* _Exercise description_
Copy out the data below verbatim.

* _Records supplied_
□ □ □

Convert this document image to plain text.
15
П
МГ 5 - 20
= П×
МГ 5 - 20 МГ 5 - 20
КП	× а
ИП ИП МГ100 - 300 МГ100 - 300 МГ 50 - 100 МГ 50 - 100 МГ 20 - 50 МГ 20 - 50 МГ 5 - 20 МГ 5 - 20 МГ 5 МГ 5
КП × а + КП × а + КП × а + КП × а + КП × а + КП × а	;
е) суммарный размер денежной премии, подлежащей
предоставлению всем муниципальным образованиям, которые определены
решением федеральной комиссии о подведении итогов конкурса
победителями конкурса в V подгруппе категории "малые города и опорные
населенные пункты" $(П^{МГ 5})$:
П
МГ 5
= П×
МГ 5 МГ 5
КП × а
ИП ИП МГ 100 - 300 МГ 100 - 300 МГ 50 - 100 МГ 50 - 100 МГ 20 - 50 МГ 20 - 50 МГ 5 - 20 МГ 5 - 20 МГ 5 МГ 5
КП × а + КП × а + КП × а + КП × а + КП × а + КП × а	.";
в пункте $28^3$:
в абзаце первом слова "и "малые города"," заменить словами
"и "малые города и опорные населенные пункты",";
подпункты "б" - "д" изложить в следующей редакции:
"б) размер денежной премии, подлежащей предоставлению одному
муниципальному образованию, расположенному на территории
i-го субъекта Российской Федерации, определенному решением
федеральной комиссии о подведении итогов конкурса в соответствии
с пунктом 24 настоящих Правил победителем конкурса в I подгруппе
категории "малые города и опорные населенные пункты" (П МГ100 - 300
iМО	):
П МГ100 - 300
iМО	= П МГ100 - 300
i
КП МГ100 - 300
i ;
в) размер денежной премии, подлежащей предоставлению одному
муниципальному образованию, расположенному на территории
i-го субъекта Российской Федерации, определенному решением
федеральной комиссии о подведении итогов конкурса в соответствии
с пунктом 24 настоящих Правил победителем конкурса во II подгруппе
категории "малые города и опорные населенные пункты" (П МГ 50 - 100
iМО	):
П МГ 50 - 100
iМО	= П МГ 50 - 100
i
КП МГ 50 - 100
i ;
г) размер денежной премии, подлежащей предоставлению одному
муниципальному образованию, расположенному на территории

□ □ □

* _Result of the exercise_
Convert this document image to plain text.
15
П
МГ 5 - 20
= П×
МГ 5 - 20 МГ 5 - 20
КП	× а
ИП ИП МГ100 - 300 МГ100 - 300 МГ 50 - 100 МГ 50 - 100 МГ 20 - 50 МГ 20 - 50 МГ 5 - 20 МГ 5 - 20 МГ 5 МГ 5
КП × а + КП × а + КП × а + КП × а + КП × а + КП × а	;
е) суммарный размер денежной премии, подлежащей
предоставлению всем муниципальным образованиям, которые определены
решением федеральной комиссии о подведении итогов конкурса
победителями конкурса в V подгруппе категории "малые города и опорные
населенные пункты" $(П^{МГ 5})$:
П
МГ 5
= П×
МГ 5 МГ 5
КП × а
ИП ИП МГ 100 - 300 МГ 100 - 300 МГ 50 - 100 МГ 50 - 100 МГ 20 - 50 МГ 20 - 50 МГ 5 - 20 МГ 5 - 20 МГ 5 МГ 5
КП × а + КП × а + КП × а + КП × а + КП × а + КП × а	.";
в пункте $28^3$:
в абзаце первом слова "и "малые города"," заменить словами
"и "малые города и опорные населенные пункты",";
подпункты "б" - "д" изложить в следующей редакции:
"б) размер денежной премии, подлежащей предоставлению одному
муниципальному образованию, расположенному на территории
i-го субъекта Российской Федерации, определенному решением
федеральной комиссии о подведении итогов конкурса в соответствии
с пунктом 24 настоящих Правил победителем конкурса в I подгруппе
категории "малые города и опорные населенные пункты" (П МГ100 - 300
iМО	):
П МГ100 - 300
iМО	= П МГ100 - 300
i
КП МГ100 - 300
i ;
в) размер денежной премии, подлежащей предоставлению одному
муниципальному образованию, расположенному на территории
i-го субъекта Российской Федерации, определенному решением
федеральной комиссии о подведении итогов конкурса в соответствии
с пунктом 24 настоящих Правил победителем конкурса во II подгруппе
категории "малые города и опорные населенные пункты" (П МГ 50 - 100
iМО	):
П МГ 50 - 100
iМО	= П МГ 50 - 100
i
КП МГ 50 - 100
i ;
г) размер денежной премии, подлежащей предоставлению одному
муниципальному образованию, расположенному на территории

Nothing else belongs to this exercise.